→ STATED PROBLEM:
Of the lines in this listing, how many contain the word "Time"? Give the number and nothing else.

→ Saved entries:
■ ■ ■ ■ ■ ■ ■

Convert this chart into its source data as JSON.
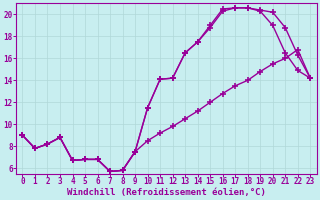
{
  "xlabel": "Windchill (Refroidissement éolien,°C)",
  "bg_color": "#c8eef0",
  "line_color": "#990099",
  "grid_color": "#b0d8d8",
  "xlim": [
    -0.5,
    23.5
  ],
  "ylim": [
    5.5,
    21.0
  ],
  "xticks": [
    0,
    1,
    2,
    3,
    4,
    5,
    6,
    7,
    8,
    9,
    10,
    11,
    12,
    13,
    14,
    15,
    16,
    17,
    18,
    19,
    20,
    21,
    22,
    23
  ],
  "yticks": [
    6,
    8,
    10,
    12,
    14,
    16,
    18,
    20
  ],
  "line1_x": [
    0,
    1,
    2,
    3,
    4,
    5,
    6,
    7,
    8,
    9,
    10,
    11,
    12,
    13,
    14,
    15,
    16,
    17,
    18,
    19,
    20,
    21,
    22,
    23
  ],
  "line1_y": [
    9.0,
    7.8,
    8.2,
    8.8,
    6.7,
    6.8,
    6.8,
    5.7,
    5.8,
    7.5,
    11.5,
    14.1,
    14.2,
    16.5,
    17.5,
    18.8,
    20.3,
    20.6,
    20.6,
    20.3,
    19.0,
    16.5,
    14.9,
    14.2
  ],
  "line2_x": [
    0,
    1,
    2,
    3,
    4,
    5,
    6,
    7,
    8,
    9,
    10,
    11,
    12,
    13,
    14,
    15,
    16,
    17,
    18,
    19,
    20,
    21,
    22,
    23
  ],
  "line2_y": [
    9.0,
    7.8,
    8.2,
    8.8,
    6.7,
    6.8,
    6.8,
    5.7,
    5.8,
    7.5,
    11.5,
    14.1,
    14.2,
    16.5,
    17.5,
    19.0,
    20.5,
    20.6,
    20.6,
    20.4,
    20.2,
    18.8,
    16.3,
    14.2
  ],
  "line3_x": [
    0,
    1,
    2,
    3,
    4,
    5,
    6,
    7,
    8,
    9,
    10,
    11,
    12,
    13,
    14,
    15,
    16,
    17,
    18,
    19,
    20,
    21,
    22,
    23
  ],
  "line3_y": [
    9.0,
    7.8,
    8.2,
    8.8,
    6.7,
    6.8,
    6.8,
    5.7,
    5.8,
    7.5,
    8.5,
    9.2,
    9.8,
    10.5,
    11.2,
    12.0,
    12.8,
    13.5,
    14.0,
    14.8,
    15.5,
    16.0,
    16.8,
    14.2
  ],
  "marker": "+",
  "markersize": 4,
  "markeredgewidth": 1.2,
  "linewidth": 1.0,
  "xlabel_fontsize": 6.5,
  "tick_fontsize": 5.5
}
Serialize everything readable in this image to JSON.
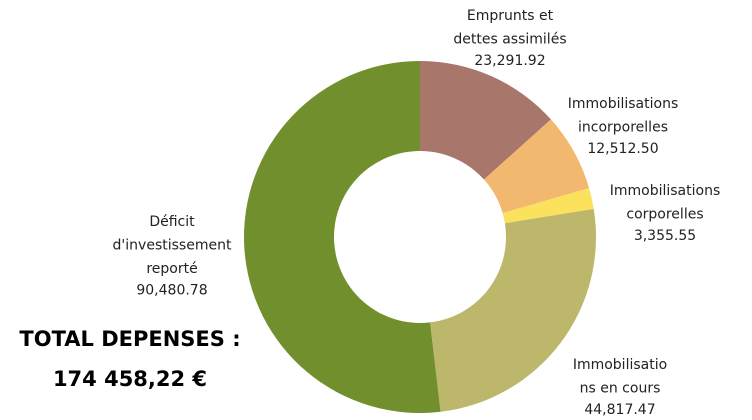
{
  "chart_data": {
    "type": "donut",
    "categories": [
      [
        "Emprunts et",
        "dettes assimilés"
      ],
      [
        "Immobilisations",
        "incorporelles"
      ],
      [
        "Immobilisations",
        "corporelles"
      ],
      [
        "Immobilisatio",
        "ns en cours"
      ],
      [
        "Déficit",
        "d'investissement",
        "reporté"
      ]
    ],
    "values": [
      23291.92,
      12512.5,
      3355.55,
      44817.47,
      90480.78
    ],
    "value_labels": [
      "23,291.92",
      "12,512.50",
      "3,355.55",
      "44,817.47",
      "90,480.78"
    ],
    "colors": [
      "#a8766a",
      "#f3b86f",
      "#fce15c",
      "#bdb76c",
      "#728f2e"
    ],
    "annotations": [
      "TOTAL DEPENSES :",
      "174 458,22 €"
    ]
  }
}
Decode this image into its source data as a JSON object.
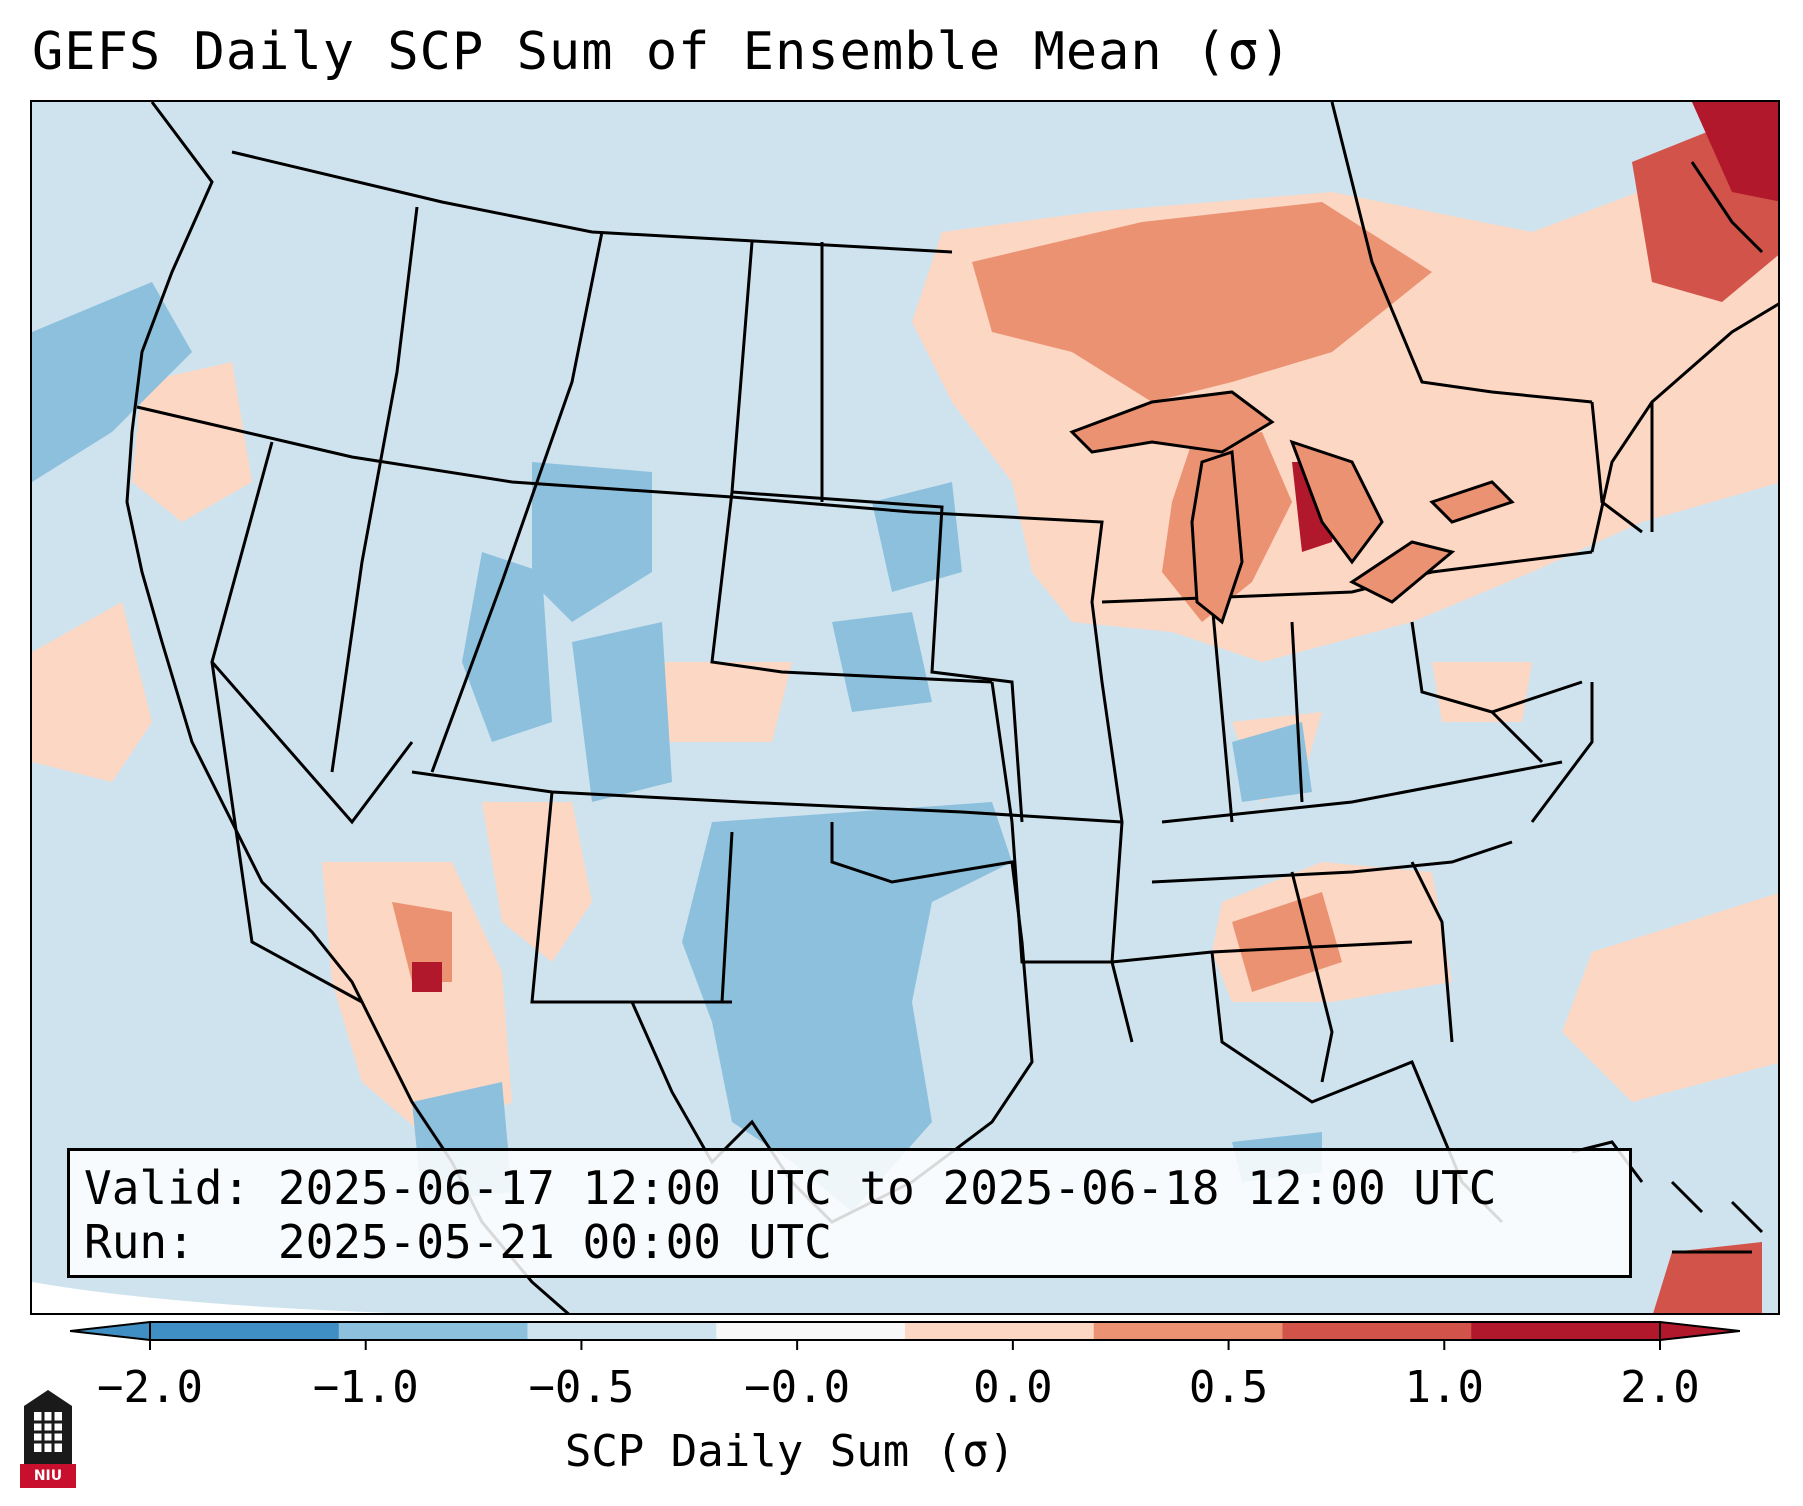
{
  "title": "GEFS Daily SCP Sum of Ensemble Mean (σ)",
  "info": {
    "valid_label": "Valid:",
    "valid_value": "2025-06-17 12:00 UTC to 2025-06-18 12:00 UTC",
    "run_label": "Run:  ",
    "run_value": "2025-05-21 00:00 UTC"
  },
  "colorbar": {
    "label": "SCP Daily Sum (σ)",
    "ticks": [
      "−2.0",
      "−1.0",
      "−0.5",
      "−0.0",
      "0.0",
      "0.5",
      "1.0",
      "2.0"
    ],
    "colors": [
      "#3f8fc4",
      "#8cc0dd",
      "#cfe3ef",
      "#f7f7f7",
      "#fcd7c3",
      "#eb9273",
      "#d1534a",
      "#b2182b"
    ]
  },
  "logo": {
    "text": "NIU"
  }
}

■ ■ ■ ■ ■ ■ ■

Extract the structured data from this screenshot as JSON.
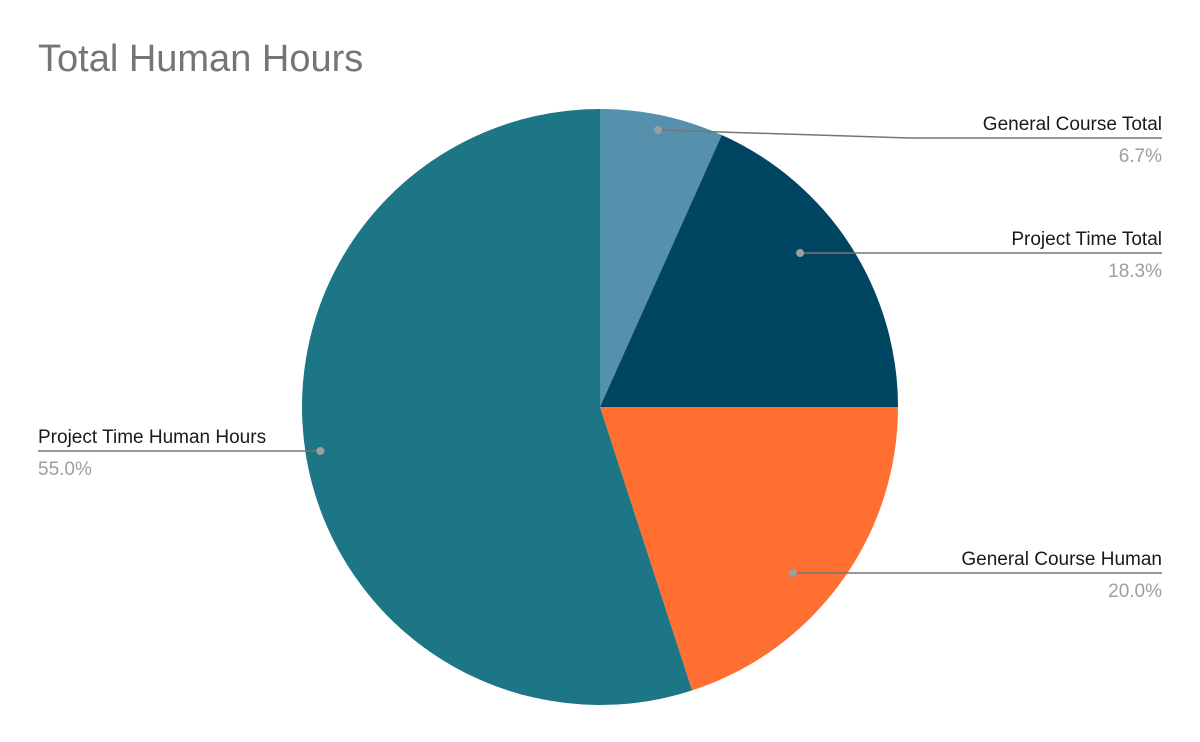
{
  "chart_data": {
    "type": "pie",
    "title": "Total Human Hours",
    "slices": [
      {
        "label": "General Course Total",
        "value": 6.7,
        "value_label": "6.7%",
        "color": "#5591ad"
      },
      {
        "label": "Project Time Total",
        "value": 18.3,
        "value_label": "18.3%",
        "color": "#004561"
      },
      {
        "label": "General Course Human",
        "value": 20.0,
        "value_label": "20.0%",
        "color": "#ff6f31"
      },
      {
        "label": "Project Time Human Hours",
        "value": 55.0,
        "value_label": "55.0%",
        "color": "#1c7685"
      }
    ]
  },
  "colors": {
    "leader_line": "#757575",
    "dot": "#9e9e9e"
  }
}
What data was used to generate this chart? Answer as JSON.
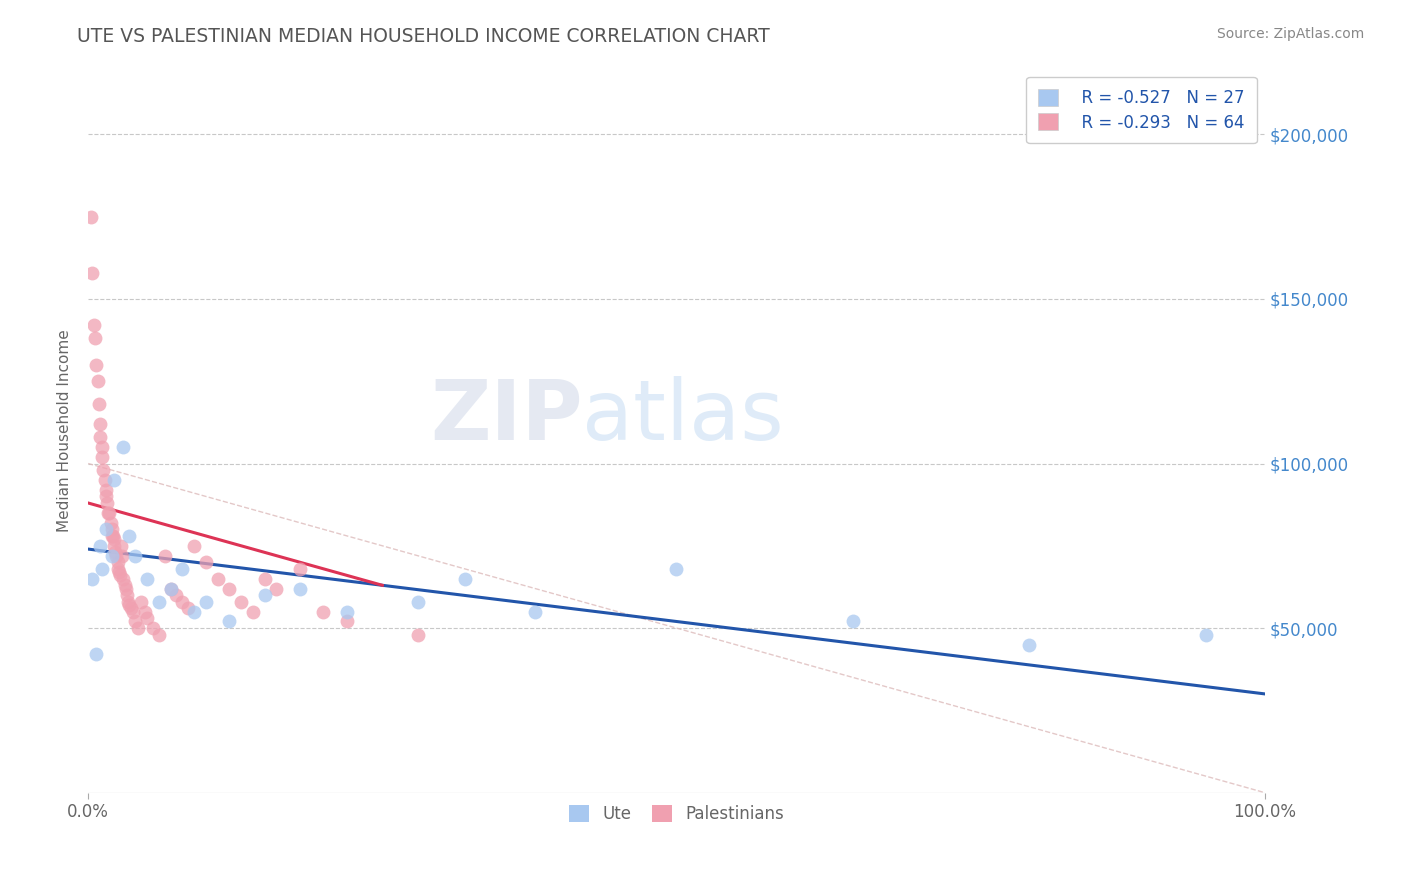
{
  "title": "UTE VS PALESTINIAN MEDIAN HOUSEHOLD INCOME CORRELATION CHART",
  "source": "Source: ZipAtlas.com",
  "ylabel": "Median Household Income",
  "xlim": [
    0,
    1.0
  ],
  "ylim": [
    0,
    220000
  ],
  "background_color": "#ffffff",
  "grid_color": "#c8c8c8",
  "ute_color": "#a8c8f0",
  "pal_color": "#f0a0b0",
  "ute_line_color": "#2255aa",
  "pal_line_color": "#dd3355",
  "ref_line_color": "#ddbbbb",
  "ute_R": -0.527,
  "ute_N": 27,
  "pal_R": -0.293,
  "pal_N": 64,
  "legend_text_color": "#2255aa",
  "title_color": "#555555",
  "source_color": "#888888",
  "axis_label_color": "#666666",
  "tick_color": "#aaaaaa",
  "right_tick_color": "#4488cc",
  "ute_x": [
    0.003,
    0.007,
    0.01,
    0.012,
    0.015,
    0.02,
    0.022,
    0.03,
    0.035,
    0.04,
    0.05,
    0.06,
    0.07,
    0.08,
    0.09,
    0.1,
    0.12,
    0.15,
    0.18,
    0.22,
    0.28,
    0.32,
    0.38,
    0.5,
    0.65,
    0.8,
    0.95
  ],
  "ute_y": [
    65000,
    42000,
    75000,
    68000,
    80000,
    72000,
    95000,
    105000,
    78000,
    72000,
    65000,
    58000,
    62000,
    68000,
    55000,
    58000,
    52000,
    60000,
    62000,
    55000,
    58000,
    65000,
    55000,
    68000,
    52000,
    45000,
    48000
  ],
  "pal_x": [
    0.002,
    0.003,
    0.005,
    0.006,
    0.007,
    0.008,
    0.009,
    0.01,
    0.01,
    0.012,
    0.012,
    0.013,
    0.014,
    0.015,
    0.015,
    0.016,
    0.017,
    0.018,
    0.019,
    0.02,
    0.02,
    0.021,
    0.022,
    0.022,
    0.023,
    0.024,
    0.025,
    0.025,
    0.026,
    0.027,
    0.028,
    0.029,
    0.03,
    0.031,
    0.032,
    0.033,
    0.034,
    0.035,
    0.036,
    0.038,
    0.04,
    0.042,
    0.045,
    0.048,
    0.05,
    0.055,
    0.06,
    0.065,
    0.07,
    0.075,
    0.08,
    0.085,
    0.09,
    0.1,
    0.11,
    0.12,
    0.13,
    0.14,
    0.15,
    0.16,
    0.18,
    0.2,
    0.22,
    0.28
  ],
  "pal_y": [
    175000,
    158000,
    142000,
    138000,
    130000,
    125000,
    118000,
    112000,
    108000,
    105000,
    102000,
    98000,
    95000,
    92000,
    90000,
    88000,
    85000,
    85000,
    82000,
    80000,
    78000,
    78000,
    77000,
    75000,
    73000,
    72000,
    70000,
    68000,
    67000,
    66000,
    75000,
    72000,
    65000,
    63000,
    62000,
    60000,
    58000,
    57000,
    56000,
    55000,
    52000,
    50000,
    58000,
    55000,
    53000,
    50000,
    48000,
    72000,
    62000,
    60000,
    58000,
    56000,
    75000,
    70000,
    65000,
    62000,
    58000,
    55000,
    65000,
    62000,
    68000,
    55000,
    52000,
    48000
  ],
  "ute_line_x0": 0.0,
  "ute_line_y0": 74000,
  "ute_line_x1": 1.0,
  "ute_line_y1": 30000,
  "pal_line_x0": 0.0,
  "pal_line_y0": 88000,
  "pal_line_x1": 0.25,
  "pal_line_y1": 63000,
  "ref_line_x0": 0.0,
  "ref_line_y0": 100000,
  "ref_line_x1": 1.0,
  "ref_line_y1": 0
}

■ ■ ■ ■ ■ ■ ■

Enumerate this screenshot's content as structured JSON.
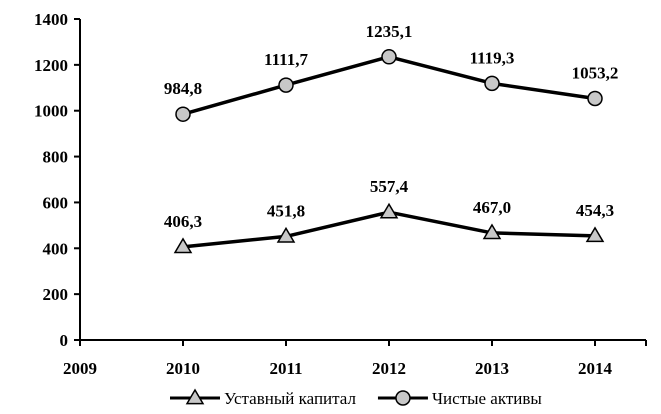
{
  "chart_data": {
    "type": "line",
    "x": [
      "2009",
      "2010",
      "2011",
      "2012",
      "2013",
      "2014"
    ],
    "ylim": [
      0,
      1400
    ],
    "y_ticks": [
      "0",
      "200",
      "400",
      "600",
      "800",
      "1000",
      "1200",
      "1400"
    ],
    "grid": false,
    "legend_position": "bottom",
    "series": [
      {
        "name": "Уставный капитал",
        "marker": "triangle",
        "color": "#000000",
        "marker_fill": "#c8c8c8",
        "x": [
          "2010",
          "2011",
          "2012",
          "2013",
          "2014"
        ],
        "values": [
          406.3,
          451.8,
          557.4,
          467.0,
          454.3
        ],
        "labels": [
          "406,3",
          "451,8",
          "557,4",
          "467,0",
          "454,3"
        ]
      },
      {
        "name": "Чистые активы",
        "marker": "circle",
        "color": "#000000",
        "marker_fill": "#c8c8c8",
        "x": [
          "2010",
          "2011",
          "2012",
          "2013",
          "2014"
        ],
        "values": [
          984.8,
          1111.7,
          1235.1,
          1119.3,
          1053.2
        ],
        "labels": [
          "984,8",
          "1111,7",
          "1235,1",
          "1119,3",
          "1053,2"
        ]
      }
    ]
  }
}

■ ■ ■ ■ ■ ■ ■

→ EXERCISE SOLUTION:
2